*YOUR INSTRUCTIONS*: Set down the full listing exactly, character for character.

— start of EXERCISE MATERIAL —

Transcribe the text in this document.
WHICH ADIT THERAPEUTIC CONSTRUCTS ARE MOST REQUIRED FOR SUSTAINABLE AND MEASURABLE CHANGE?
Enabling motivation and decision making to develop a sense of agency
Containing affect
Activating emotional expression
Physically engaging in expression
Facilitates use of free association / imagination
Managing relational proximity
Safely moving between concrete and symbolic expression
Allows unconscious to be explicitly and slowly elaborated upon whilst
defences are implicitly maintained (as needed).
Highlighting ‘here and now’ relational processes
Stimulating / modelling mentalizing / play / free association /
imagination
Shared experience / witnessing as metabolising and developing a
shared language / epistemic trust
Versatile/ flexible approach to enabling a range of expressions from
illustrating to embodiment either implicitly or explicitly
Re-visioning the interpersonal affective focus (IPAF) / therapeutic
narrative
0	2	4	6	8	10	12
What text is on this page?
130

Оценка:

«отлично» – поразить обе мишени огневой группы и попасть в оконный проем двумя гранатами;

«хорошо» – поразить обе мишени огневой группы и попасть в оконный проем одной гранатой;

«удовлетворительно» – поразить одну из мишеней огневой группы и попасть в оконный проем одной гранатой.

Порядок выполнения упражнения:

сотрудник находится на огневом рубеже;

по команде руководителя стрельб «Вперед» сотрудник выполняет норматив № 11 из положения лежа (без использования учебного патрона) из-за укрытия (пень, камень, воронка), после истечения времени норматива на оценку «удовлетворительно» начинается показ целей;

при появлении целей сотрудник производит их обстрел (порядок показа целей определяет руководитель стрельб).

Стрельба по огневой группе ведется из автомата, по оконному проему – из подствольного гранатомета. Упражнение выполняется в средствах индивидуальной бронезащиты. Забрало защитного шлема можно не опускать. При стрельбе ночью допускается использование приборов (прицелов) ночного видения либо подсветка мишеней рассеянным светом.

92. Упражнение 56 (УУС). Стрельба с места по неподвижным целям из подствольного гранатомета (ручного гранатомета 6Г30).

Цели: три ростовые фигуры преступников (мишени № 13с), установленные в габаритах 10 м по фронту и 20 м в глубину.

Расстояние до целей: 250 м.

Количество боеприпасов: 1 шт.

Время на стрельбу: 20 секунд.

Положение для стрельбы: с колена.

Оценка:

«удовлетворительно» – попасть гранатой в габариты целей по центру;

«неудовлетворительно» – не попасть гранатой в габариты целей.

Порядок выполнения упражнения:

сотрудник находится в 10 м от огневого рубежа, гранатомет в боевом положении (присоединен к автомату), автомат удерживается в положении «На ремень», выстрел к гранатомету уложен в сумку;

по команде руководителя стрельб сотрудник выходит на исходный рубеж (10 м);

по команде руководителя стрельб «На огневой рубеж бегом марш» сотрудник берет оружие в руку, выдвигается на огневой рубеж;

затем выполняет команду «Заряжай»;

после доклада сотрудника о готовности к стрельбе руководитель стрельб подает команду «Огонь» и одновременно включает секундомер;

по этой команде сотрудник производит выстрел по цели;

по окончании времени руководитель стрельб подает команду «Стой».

— end of EXERCISE MATERIAL —

*EXPECTED ANSWER*:
Transcribe the text in this document.
WHICH ADIT THERAPEUTIC CONSTRUCTS ARE MOST REQUIRED FOR SUSTAINABLE AND MEASURABLE CHANGE?
Enabling motivation and decision making to develop a sense of agency
Containing affect
Activating emotional expression
Physically engaging in expression
Facilitates use of free association / imagination
Managing relational proximity
Safely moving between concrete and symbolic expression
Allows unconscious to be explicitly and slowly elaborated upon whilst
defences are implicitly maintained (as needed).
Highlighting ‘here and now’ relational processes
Stimulating / modelling mentalizing / play / free association /
imagination
Shared experience / witnessing as metabolising and developing a
shared language / epistemic trust
Versatile/ flexible approach to enabling a range of expressions from
illustrating to embodiment either implicitly or explicitly
Re-visioning the interpersonal affective focus (IPAF) / therapeutic
narrative
0	2	4	6	8	10	12
What text is on this page?
130

Оценка:

«отлично» – поразить обе мишени огневой группы и попасть в оконный проем двумя гранатами;

«хорошо» – поразить обе мишени огневой группы и попасть в оконный проем одной гранатой;

«удовлетворительно» – поразить одну из мишеней огневой группы и попасть в оконный проем одной гранатой.

Порядок выполнения упражнения:

сотрудник находится на огневом рубеже;

по команде руководителя стрельб «Вперед» сотрудник выполняет норматив № 11 из положения лежа (без использования учебного патрона) из-за укрытия (пень, камень, воронка), после истечения времени норматива на оценку «удовлетворительно» начинается показ целей;

при появлении целей сотрудник производит их обстрел (порядок показа целей определяет руководитель стрельб).

Стрельба по огневой группе ведется из автомата, по оконному проему – из подствольного гранатомета. Упражнение выполняется в средствах индивидуальной бронезащиты. Забрало защитного шлема можно не опускать. При стрельбе ночью допускается использование приборов (прицелов) ночного видения либо подсветка мишеней рассеянным светом.

92. Упражнение 56 (УУС). Стрельба с места по неподвижным целям из подствольного гранатомета (ручного гранатомета 6Г30).

Цели: три ростовые фигуры преступников (мишени № 13с), установленные в габаритах 10 м по фронту и 20 м в глубину.

Расстояние до целей: 250 м.

Количество боеприпасов: 1 шт.

Время на стрельбу: 20 секунд.

Положение для стрельбы: с колена.

Оценка:

«удовлетворительно» – попасть гранатой в габариты целей по центру;

«неудовлетворительно» – не попасть гранатой в габариты целей.

Порядок выполнения упражнения:

сотрудник находится в 10 м от огневого рубежа, гранатомет в боевом положении (присоединен к автомату), автомат удерживается в положении «На ремень», выстрел к гранатомету уложен в сумку;

по команде руководителя стрельб сотрудник выходит на исходный рубеж (10 м);

по команде руководителя стрельб «На огневой рубеж бегом марш» сотрудник берет оружие в руку, выдвигается на огневой рубеж;

затем выполняет команду «Заряжай»;

после доклада сотрудника о готовности к стрельбе руководитель стрельб подает команду «Огонь» и одновременно включает секундомер;

по этой команде сотрудник производит выстрел по цели;

по окончании времени руководитель стрельб подает команду «Стой».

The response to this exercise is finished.